Passage provided —
+===+
I am pleased to hear that my right hon. Friend the Member for Croydon South (Sir Richard Ottaway) will have Sir John Chilcot in front of him next week, because that will provide an opportunity for the clarification that is needed to restore public confidence in the way in which the inquiry is being conducted. For the reasons that I have set out, it really is in the public interest that there should be public confidence in the process. The public are entitled to have the conclusions on something that was done—I am the first to admit this, having voted in 2003 for military action—on a series of flawed premises.
It is always a great pleasure to follow the right hon. and learned Member for Beaconsfield (Mr Grieve), but it is also a challenge, because I believe that he has one of the finest analytical minds in this place.
Twelve years ago, the UK went into what I believe to have been an unlawful war against Iraq. That happened against the background of the protestations of thousands of members of the public and dozens of Members of Parliament, and on the basis of legal advice that Parliament was not allowed to see.
The impact of the war can be measured in bodies. Between March 2003 and May 2011, when UK operations ended, 179 UK armed forces personnel lost their lives in Iraq. Of those, 136 died in combat. As was mentioned by the right hon. Member for Haltemprice and Howden (Mr Davis), whom I congratulate on leading the call for this debate, the Iraq Body Count project estimates that between 134,000 and 151,000 civilians have been killed as a result of violence in Iraq since March 2003. The number of violent deaths, including combatants, stands at 206,000 and is still growing. The website reports that only yesterday, 26 people were killed in Iraq. That is because Iraq was not left in anything like a stable condition when the UK and US armed forces pulled out in 2011.
+===+
Supplied data —
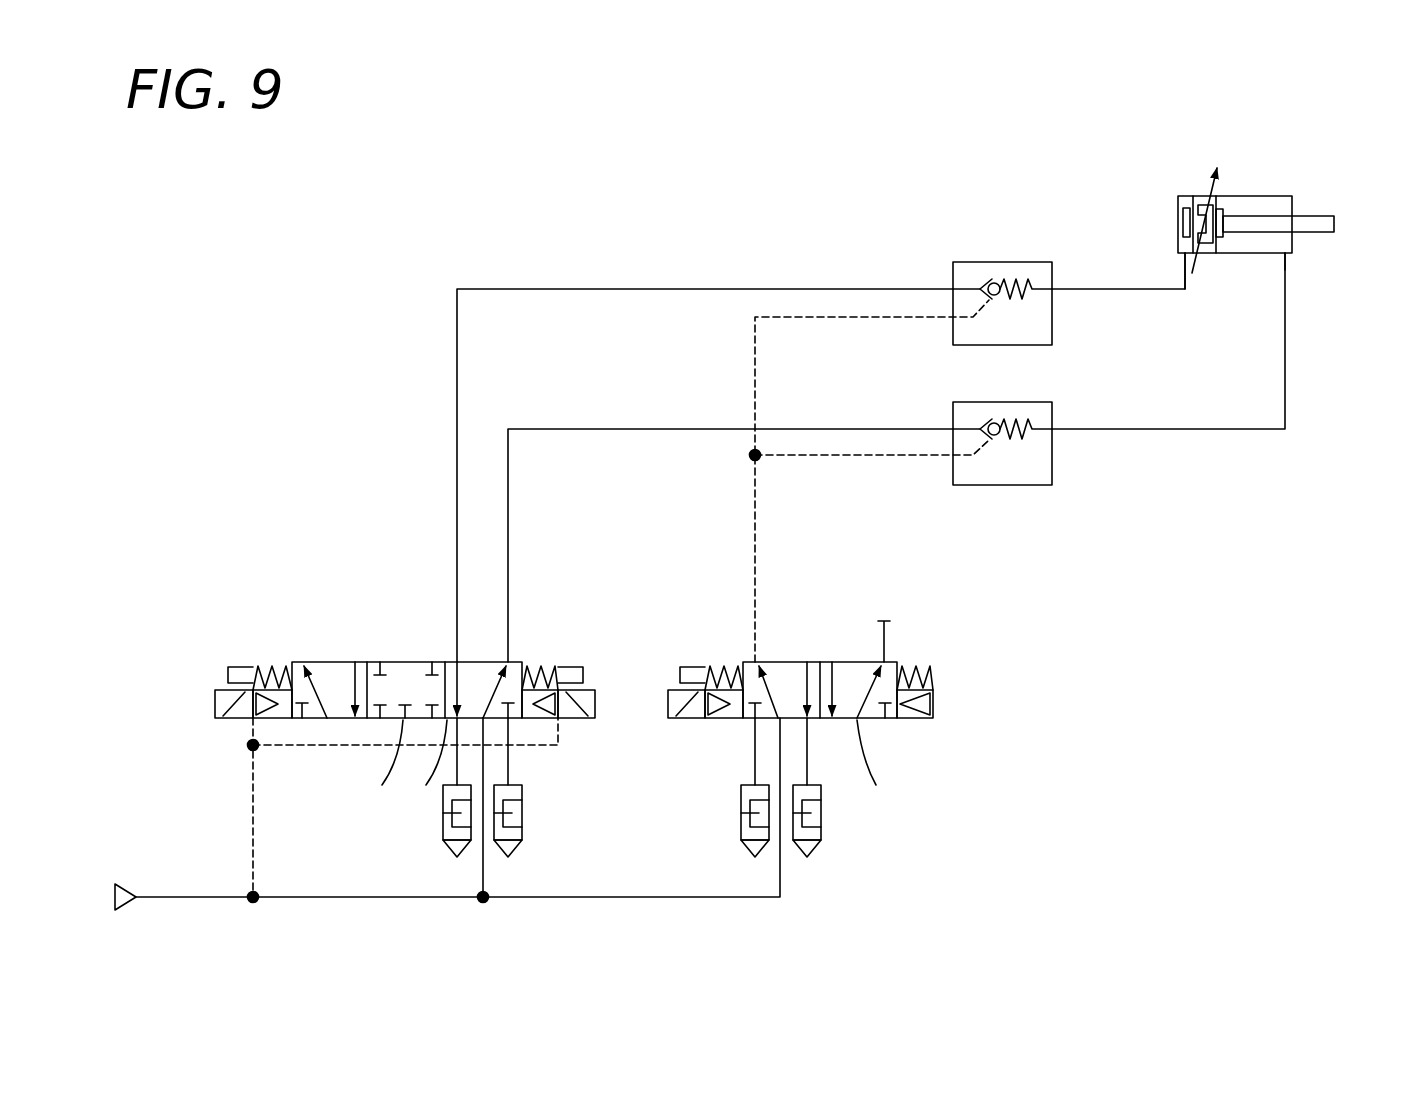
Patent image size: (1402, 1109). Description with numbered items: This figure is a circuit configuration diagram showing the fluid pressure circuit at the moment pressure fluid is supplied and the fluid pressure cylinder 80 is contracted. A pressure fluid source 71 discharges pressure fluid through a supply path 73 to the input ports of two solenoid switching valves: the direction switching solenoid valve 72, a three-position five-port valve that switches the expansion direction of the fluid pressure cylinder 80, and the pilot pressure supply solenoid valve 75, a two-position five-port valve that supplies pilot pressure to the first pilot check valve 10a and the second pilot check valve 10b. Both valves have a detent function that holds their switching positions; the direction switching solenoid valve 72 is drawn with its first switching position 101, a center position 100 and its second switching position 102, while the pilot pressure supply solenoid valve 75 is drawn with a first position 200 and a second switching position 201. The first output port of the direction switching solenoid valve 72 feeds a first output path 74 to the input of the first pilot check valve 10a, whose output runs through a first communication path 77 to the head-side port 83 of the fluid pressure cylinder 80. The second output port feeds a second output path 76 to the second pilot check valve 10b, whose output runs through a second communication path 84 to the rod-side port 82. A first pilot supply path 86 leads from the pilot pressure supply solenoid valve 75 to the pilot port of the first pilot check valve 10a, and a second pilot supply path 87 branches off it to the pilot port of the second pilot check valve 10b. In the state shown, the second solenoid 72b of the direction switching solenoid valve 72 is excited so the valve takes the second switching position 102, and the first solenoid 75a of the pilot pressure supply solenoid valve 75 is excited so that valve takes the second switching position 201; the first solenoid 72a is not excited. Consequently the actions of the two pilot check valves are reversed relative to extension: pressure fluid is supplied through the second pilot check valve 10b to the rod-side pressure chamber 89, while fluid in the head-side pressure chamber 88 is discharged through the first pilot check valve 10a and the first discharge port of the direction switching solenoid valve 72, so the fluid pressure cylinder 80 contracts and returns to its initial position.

The first pilot check valve 10a is at (988, 274).
The second pilot check valve 10b is at (990, 476).
The pressure fluid source 71 is at (130, 908).
The direction switching solenoid valve 72 is at (410, 740).
The first solenoid 72a is at (215, 720).
The second solenoid 72b is at (577, 720).
The supply path 73 is at (325, 899).
The first output path 74 is at (457, 365).
The pilot pressure supply solenoid valve 75 is at (833, 719).
The first solenoid 75a is at (703, 720).
The second output path 76 is at (586, 430).
The first communication path 77 is at (1142, 290).
The fluid pressure cylinder 80 is at (1236, 179).
The rod-side port 82 is at (1292, 255).
The head-side port 83 is at (1183, 262).
The second communication path 84 is at (1210, 431).
The first pilot supply path 86 is at (755, 365).
The second pilot supply path 87 is at (820, 457).
The head-side pressure chamber 88 is at (1186, 214).
The rod-side pressure chamber 89 is at (1276, 198).
The neutral position 100 is at (401, 662).
The first switching position 101 is at (324, 662).
The second switching position 102 is at (479, 662).
The first switching position 200 is at (848, 662).
The second switching position 201 is at (778, 662).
+===+
Short task —
List each Member of Parliament the debate excerpt identifies by constituency, giving the constituency and the name shown with it.

Reply to the exercise —
- Croydon South: Sir Richard Ottaway
- Beaconsfield: Mr Grieve
- Haltemprice and Howden: Mr Davis